> [Stated task]: Every line with the string "panel" should be gathered.

========================================================================

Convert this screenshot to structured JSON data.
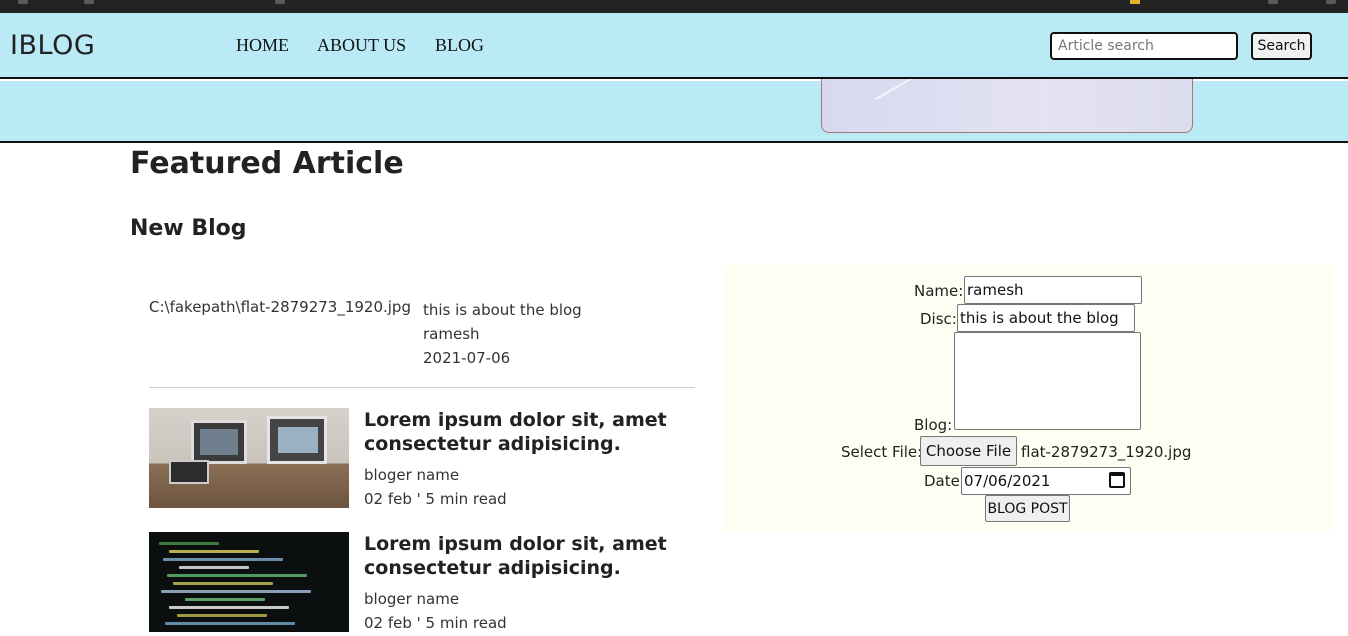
{
  "navbar": {
    "brand": "IBLOG",
    "links": [
      "HOME",
      "ABOUT US",
      "BLOG"
    ],
    "search_placeholder": "Article search",
    "search_button": "Search",
    "background": "#bbeaf7"
  },
  "main": {
    "featured_title": "Featured Article",
    "new_blog_title": "New Blog"
  },
  "new_post": {
    "file_path": "C:\\fakepath\\flat-2879273_1920.jpg",
    "description": "this is about the blog",
    "author": "ramesh",
    "date": "2021-07-06"
  },
  "articles": [
    {
      "title": "Lorem ipsum dolor sit, amet consectetur adipisicing.",
      "author": "bloger name",
      "date": "02 feb ' 5 min read",
      "image_icon": "desk-computers-image"
    },
    {
      "title": "Lorem ipsum dolor sit, amet consectetur adipisicing.",
      "author": "bloger name",
      "date": "02 feb ' 5 min read",
      "image_icon": "code-screen-image"
    }
  ],
  "form": {
    "name_label": "Name:",
    "name_value": "ramesh",
    "disc_label": "Disc:",
    "disc_value": "this is about the blog",
    "blog_label": "Blog:",
    "blog_value": "",
    "file_label": "Select File:",
    "file_button": "Choose File",
    "file_name": "flat-2879273_1920.jpg",
    "date_label": "Date:",
    "date_value": "07/06/2021",
    "submit_label": "BLOG POST",
    "background": "#fefef2"
  }
}
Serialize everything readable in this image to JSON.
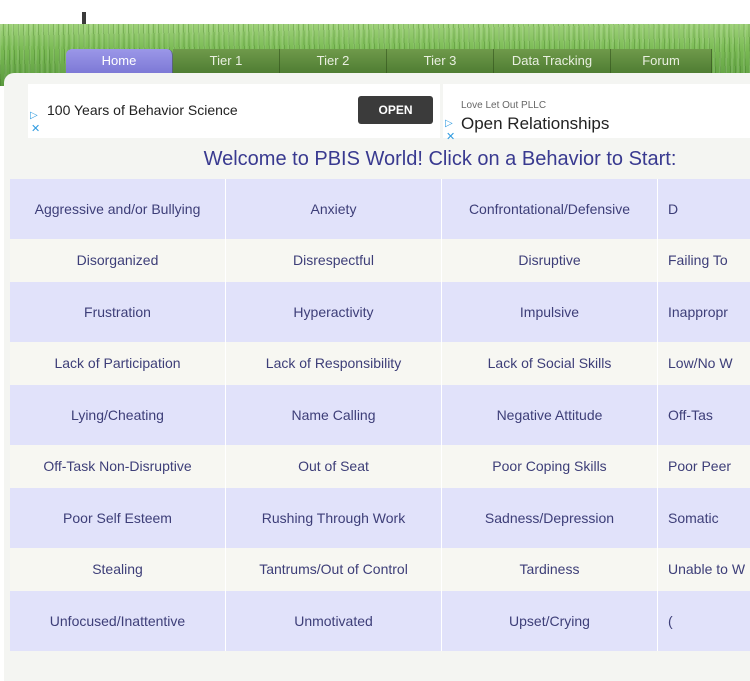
{
  "nav": {
    "items": [
      {
        "label": "Home",
        "active": true
      },
      {
        "label": "Tier 1",
        "active": false
      },
      {
        "label": "Tier 2",
        "active": false
      },
      {
        "label": "Tier 3",
        "active": false
      },
      {
        "label": "Data Tracking",
        "active": false
      },
      {
        "label": "Forum",
        "active": false
      }
    ]
  },
  "ads": {
    "left": {
      "title": "100 Years of Behavior Science",
      "button": "OPEN"
    },
    "right": {
      "sponsor": "Love Let Out PLLC",
      "title": "Open Relationships"
    }
  },
  "welcome": "Welcome to PBIS World! Click on a Behavior to Start:",
  "behaviors": [
    [
      "Aggressive and/or Bullying",
      "Anxiety",
      "Confrontational/Defensive",
      "D"
    ],
    [
      "Disorganized",
      "Disrespectful",
      "Disruptive",
      "Failing To"
    ],
    [
      "Frustration",
      "Hyperactivity",
      "Impulsive",
      "Inappropr"
    ],
    [
      "Lack of Participation",
      "Lack of Responsibility",
      "Lack of Social Skills",
      "Low/No W"
    ],
    [
      "Lying/Cheating",
      "Name Calling",
      "Negative Attitude",
      "Off-Tas"
    ],
    [
      "Off-Task Non-Disruptive",
      "Out of Seat",
      "Poor Coping Skills",
      "Poor Peer"
    ],
    [
      "Poor Self Esteem",
      "Rushing Through Work",
      "Sadness/Depression",
      "Somatic"
    ],
    [
      "Stealing",
      "Tantrums/Out of Control",
      "Tardiness",
      "Unable to W"
    ],
    [
      "Unfocused/Inattentive",
      "Unmotivated",
      "Upset/Crying",
      "("
    ]
  ]
}
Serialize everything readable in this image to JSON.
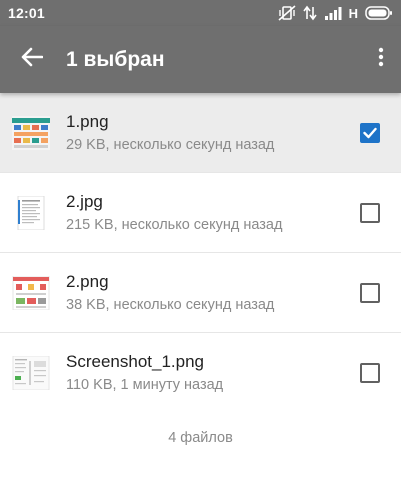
{
  "status_bar": {
    "time": "12:01",
    "network": "H",
    "icons": [
      "vibrate-off-icon",
      "data-transfer-icon",
      "signal-icon",
      "battery-icon"
    ]
  },
  "app_bar": {
    "title": "1 выбран",
    "back_icon": "arrow-back-icon",
    "menu_icon": "more-vert-icon",
    "color": "#6f6f6f"
  },
  "files": [
    {
      "name": "1.png",
      "meta": "29 KB, несколько секунд назад",
      "selected": true
    },
    {
      "name": "2.jpg",
      "meta": "215 KB, несколько секунд назад",
      "selected": false
    },
    {
      "name": "2.png",
      "meta": "38 KB, несколько секунд назад",
      "selected": false
    },
    {
      "name": "Screenshot_1.png",
      "meta": "110 KB, 1 минуту назад",
      "selected": false
    }
  ],
  "footer": {
    "count": "4 файлов"
  },
  "colors": {
    "accent": "#1e73c8",
    "selected_row": "#ececec"
  }
}
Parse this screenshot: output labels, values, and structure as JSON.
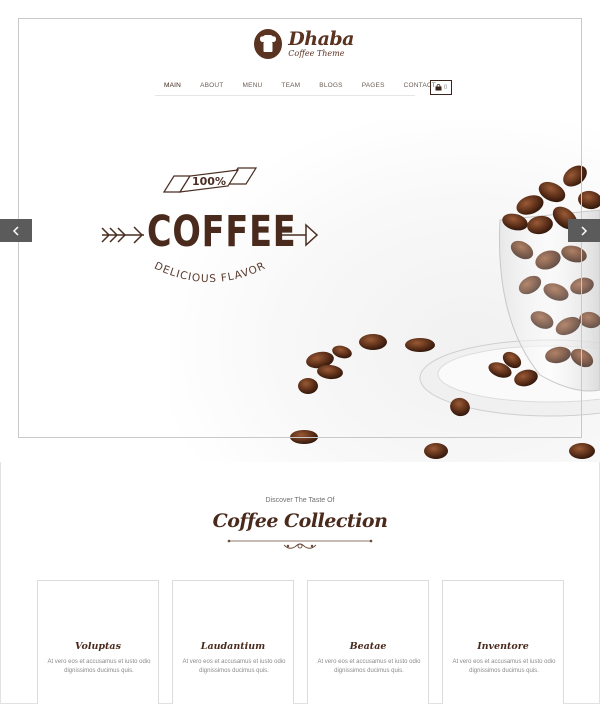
{
  "brand": {
    "name": "Dhaba",
    "tagline": "Coffee Theme"
  },
  "nav": {
    "items": [
      {
        "label": "MAIN"
      },
      {
        "label": "ABOUT"
      },
      {
        "label": "MENU"
      },
      {
        "label": "TEAM"
      },
      {
        "label": "BLOGS"
      },
      {
        "label": "PAGES"
      },
      {
        "label": "CONTACT"
      }
    ],
    "cart_count": "0"
  },
  "hero": {
    "badge": "100%",
    "headline": "COFFEE",
    "subline": "DELICIOUS FLAVOR"
  },
  "collection": {
    "kicker": "Discover The Taste Of",
    "title": "Coffee Collection",
    "cards": [
      {
        "title": "Voluptas",
        "text": "At vero eos et accusamus et iusto odio dignissimos ducimus quis."
      },
      {
        "title": "Laudantium",
        "text": "At vero eos et accusamus et iusto odio dignissimos ducimus quis."
      },
      {
        "title": "Beatae",
        "text": "At vero eos et accusamus et iusto odio dignissimos ducimus quis."
      },
      {
        "title": "Inventore",
        "text": "At vero eos et accusamus et iusto odio dignissimos ducimus quis."
      }
    ]
  },
  "colors": {
    "brand_brown": "#5a3321",
    "dark_brown": "#4a2a1c",
    "arrow_gray": "#5b5b5b"
  },
  "icons": [
    "chef-logo-icon",
    "cart-icon",
    "chevron-left-icon",
    "chevron-right-icon"
  ]
}
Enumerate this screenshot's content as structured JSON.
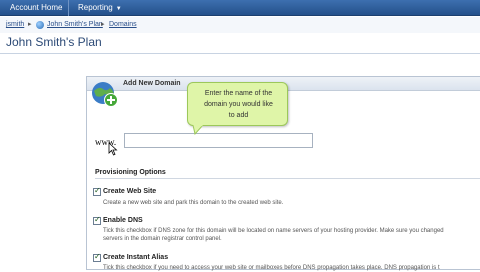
{
  "topnav": {
    "account_home": "Account Home",
    "reporting": "Reporting"
  },
  "breadcrumb": {
    "item1": "jsmith",
    "item2": "John Smith's Plan",
    "item3": "Domains"
  },
  "page": {
    "title": "John Smith's Plan"
  },
  "panel": {
    "header": "Add New Domain",
    "www_label": "www.",
    "domain_value": "",
    "tooltip_line1": "Enter the name of the",
    "tooltip_line2": "domain you would like",
    "tooltip_line3": "to add"
  },
  "provisioning": {
    "title": "Provisioning Options",
    "options": [
      {
        "label": "Create Web Site",
        "checked": true,
        "desc1": "Create a new web site and park this domain to the created web site.",
        "desc2": ""
      },
      {
        "label": "Enable DNS",
        "checked": true,
        "desc1": "Tick this checkbox if DNS zone for this domain will be located on name servers of your hosting provider. Make sure you changed",
        "desc2": "servers in the domain registrar control panel."
      },
      {
        "label": "Create Instant Alias",
        "checked": true,
        "desc1": "Tick this checkbox if you need to access your web site or mailboxes before DNS propagation takes place. DNS propagation is t",
        "desc2": ""
      }
    ]
  },
  "colors": {
    "nav_bg": "#2e5e9c",
    "tooltip_bg": "#dff5a8",
    "title_color": "#2c4a76"
  }
}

========================================================================

> [Task output]:
  "panel": {
        "desc2": "servers in the domain registrar control panel."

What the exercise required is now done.